# start of Data shown

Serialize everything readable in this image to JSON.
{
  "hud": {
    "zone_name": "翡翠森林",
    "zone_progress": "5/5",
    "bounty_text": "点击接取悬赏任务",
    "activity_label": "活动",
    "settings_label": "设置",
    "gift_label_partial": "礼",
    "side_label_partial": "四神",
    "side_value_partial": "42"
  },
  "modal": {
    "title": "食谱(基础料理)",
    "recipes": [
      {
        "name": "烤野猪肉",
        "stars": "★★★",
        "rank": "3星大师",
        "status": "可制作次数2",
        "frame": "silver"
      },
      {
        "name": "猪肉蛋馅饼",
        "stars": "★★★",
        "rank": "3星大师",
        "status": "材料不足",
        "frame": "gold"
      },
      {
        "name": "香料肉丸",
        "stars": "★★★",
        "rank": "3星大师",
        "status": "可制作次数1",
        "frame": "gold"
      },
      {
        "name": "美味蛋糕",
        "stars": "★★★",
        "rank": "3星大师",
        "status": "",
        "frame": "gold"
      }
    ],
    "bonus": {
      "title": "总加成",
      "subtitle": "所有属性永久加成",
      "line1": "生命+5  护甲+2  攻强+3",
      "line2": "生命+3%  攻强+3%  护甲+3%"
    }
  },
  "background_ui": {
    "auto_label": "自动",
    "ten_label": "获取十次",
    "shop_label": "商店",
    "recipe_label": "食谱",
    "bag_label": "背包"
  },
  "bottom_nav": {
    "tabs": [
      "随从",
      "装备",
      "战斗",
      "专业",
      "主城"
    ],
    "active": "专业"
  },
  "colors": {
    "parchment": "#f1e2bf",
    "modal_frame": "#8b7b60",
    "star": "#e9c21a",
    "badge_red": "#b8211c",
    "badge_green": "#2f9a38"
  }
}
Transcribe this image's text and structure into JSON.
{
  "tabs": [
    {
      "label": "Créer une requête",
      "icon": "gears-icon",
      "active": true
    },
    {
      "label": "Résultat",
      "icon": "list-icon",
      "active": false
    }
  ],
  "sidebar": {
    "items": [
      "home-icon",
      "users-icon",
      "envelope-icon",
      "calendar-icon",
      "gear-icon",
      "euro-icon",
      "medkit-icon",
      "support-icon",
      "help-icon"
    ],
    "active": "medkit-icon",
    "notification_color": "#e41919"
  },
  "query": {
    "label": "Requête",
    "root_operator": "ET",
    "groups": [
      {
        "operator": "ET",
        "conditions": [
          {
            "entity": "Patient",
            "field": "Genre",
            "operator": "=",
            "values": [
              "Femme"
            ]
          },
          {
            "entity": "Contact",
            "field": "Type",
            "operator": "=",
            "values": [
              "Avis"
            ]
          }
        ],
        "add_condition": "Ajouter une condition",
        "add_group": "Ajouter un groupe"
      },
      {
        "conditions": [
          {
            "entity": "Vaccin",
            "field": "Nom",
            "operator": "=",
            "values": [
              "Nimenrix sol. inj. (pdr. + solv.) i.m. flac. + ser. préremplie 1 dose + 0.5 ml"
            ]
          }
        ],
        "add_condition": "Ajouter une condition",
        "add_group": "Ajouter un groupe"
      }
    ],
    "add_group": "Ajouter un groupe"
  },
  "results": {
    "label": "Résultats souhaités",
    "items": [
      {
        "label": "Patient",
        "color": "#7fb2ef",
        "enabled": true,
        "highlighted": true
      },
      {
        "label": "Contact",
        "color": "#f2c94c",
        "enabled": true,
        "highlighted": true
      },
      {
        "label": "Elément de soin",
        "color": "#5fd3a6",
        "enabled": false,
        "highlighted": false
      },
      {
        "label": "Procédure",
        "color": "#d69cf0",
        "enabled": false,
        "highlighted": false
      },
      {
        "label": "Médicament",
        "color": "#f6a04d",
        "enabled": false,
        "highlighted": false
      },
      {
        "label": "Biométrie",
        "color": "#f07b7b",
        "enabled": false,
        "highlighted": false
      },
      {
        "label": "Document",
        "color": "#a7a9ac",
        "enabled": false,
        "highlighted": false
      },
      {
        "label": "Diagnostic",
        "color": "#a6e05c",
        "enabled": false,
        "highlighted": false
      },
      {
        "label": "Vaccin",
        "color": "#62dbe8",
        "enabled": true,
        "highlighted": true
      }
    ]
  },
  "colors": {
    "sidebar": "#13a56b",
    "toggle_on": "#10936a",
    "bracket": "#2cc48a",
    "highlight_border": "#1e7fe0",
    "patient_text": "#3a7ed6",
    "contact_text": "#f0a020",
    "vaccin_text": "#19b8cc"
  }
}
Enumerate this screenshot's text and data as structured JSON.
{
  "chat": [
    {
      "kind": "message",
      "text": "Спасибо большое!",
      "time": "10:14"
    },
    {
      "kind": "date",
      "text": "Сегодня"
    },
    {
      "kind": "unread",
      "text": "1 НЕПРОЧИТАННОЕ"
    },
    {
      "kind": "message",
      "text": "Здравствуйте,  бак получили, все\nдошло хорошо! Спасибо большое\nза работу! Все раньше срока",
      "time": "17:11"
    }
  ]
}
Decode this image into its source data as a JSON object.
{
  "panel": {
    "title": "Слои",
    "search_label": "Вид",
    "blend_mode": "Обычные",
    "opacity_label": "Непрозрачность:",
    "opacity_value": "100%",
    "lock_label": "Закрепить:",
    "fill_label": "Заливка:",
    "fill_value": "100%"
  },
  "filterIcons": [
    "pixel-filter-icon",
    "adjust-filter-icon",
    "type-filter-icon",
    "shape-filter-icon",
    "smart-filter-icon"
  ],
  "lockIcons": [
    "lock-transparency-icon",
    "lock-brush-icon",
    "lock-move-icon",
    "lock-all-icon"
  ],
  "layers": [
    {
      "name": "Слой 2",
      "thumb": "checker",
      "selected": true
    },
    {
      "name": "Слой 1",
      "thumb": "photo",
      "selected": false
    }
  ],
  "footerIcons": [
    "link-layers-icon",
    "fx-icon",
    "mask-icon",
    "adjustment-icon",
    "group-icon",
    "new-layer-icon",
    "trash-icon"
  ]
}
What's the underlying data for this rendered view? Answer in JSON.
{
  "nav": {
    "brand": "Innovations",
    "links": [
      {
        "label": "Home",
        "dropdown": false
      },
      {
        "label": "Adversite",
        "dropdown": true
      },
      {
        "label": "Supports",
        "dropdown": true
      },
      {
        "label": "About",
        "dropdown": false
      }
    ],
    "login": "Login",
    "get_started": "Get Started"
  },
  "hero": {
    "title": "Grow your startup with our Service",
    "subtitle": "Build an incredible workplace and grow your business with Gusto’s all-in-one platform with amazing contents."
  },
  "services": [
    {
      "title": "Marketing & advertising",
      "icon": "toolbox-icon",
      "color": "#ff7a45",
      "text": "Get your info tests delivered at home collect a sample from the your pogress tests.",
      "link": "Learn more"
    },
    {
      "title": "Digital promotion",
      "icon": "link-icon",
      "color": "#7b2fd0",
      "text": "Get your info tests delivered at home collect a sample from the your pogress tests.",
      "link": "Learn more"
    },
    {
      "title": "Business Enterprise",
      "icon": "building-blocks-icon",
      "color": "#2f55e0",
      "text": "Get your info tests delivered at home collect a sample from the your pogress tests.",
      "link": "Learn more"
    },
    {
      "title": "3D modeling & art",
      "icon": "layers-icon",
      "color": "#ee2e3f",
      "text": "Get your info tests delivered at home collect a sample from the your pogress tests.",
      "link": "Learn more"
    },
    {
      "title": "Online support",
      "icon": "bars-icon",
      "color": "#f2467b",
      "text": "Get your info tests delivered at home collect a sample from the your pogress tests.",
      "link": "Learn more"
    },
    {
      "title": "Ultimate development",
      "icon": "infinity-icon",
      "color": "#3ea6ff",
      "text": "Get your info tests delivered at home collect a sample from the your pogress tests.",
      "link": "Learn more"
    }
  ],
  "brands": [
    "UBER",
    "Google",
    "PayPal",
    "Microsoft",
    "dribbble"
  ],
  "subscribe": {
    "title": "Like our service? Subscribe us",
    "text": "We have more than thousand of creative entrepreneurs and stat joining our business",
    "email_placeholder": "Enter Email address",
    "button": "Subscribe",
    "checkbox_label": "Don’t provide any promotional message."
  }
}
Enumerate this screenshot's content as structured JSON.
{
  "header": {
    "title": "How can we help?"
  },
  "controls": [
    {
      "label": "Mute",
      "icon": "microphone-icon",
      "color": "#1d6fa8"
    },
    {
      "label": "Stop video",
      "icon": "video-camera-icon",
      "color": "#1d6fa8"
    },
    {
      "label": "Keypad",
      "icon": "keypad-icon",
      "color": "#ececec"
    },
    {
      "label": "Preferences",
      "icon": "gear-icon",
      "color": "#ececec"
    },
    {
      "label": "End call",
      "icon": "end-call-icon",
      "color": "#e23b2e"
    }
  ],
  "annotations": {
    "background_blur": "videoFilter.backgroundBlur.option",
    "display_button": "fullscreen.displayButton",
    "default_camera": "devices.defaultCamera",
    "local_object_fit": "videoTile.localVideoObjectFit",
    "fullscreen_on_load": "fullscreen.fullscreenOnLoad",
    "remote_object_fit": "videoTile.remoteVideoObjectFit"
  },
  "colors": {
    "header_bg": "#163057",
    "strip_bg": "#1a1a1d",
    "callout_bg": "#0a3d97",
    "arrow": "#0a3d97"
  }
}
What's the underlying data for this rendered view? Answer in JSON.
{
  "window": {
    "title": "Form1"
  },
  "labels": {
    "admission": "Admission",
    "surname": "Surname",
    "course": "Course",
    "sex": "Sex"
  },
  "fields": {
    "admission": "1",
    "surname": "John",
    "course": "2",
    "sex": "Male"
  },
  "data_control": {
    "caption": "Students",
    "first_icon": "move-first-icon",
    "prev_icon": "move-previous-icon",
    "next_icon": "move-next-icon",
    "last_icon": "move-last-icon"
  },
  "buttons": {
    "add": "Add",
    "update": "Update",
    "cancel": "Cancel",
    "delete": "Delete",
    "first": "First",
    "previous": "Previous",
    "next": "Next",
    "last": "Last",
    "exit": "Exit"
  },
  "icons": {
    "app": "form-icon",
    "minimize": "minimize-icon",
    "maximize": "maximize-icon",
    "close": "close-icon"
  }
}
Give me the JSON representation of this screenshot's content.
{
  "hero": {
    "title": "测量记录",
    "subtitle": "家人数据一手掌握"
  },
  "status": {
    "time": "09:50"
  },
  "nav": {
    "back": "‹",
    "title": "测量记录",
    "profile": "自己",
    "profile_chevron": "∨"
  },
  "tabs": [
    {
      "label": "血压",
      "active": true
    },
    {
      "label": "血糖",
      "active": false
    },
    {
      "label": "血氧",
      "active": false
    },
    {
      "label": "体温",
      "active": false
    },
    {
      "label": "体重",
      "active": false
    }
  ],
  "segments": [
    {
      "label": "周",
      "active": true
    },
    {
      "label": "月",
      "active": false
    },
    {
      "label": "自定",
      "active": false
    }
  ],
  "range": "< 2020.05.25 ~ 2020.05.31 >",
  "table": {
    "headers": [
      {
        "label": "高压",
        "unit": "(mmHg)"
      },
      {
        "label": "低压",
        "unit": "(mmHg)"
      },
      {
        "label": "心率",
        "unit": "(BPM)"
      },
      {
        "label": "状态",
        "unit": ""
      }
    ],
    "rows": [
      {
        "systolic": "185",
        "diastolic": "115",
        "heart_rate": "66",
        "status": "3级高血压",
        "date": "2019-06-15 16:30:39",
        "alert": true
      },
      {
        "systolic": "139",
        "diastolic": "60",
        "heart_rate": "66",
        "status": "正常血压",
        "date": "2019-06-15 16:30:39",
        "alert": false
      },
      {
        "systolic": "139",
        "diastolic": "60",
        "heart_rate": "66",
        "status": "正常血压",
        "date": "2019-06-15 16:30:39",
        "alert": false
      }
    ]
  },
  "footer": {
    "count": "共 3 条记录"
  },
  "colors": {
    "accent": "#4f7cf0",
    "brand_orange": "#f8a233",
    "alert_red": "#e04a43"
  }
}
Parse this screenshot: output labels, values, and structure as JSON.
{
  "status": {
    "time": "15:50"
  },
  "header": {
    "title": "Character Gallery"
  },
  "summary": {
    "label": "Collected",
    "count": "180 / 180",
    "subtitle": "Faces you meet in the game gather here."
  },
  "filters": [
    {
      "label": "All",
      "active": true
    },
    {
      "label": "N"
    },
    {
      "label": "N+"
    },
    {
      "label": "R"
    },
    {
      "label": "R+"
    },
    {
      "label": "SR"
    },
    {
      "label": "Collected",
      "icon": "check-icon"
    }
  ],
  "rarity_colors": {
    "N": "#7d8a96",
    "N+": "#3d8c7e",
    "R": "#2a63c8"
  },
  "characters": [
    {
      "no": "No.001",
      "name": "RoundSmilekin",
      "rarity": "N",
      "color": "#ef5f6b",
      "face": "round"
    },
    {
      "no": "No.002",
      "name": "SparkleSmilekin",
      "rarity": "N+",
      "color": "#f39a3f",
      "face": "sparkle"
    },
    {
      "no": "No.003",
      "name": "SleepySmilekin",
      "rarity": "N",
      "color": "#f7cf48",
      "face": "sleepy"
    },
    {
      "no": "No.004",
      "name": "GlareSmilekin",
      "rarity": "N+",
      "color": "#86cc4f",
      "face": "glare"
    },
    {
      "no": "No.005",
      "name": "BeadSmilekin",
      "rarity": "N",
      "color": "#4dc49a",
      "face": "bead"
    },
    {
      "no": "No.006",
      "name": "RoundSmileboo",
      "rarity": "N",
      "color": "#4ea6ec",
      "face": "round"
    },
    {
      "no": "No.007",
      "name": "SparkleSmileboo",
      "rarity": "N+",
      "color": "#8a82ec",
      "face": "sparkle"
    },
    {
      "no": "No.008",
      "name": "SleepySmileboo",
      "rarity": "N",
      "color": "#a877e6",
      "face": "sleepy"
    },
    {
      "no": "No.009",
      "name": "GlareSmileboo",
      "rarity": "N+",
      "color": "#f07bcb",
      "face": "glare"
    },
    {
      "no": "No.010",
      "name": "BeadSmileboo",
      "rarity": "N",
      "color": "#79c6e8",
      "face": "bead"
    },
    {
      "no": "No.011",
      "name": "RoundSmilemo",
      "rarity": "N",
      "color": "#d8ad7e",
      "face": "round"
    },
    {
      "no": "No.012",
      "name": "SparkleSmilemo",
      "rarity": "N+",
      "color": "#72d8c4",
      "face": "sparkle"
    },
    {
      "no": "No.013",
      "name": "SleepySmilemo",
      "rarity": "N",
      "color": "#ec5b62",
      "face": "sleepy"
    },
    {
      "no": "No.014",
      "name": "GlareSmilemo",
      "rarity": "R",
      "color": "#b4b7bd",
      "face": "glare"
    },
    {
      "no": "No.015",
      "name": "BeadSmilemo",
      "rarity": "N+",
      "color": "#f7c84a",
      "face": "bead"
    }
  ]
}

# end of Data shown

Task prompt: From the material above, copy each line that includes the word "kind".

Task solution:
      "kind": "message",
      "kind": "date",
      "kind": "unread",
      "kind": "message",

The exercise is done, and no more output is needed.